### Items listed in a dataset
———
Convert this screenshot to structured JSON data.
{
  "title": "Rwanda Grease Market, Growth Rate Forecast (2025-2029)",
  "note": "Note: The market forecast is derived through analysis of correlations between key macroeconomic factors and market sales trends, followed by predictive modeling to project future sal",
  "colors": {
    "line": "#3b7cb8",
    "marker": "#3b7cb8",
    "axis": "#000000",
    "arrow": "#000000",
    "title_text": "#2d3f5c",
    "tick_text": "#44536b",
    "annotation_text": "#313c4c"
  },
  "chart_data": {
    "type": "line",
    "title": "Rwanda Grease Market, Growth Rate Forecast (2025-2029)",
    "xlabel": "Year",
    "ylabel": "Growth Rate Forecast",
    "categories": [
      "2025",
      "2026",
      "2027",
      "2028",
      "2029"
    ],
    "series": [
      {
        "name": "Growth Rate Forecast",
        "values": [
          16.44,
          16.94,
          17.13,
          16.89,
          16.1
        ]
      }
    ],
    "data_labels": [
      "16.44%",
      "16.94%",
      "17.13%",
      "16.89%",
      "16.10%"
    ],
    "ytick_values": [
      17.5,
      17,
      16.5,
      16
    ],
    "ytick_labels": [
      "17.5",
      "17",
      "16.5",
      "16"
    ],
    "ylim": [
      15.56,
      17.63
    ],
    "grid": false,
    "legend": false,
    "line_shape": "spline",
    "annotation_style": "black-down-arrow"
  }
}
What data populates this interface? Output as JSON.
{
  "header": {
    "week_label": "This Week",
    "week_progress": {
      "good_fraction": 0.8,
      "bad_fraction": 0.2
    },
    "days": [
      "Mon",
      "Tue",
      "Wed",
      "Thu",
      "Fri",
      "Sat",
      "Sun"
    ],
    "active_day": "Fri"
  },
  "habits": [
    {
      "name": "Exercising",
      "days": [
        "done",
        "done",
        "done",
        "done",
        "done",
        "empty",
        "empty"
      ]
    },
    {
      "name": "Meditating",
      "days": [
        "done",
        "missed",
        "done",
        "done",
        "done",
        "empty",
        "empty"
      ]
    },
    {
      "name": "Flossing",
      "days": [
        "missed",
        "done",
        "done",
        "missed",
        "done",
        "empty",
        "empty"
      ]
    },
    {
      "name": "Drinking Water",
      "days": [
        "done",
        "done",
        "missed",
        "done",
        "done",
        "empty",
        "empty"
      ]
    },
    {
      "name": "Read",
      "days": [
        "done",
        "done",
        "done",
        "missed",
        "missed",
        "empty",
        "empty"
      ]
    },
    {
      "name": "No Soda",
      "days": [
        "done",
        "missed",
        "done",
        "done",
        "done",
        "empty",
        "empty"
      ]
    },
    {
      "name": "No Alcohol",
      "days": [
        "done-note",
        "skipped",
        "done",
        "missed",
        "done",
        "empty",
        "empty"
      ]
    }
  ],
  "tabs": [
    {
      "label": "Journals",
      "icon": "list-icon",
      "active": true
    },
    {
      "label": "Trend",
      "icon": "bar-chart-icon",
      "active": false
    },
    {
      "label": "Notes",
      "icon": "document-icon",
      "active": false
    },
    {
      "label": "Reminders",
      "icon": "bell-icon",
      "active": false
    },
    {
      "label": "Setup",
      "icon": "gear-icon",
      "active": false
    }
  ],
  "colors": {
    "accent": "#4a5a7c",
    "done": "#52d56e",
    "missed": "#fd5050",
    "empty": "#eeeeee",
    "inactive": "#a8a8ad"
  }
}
———
### WHAT IS ASKED
Within the material above, find the lines that contain the word "Growth"; copy them.

### FINAL RESULT
  "title": "Rwanda Grease Market, Growth Rate Forecast (2025-2029)",
    "title": "Rwanda Grease Market, Growth Rate Forecast (2025-2029)",
    "ylabel": "Growth Rate Forecast",
        "name": "Growth Rate Forecast",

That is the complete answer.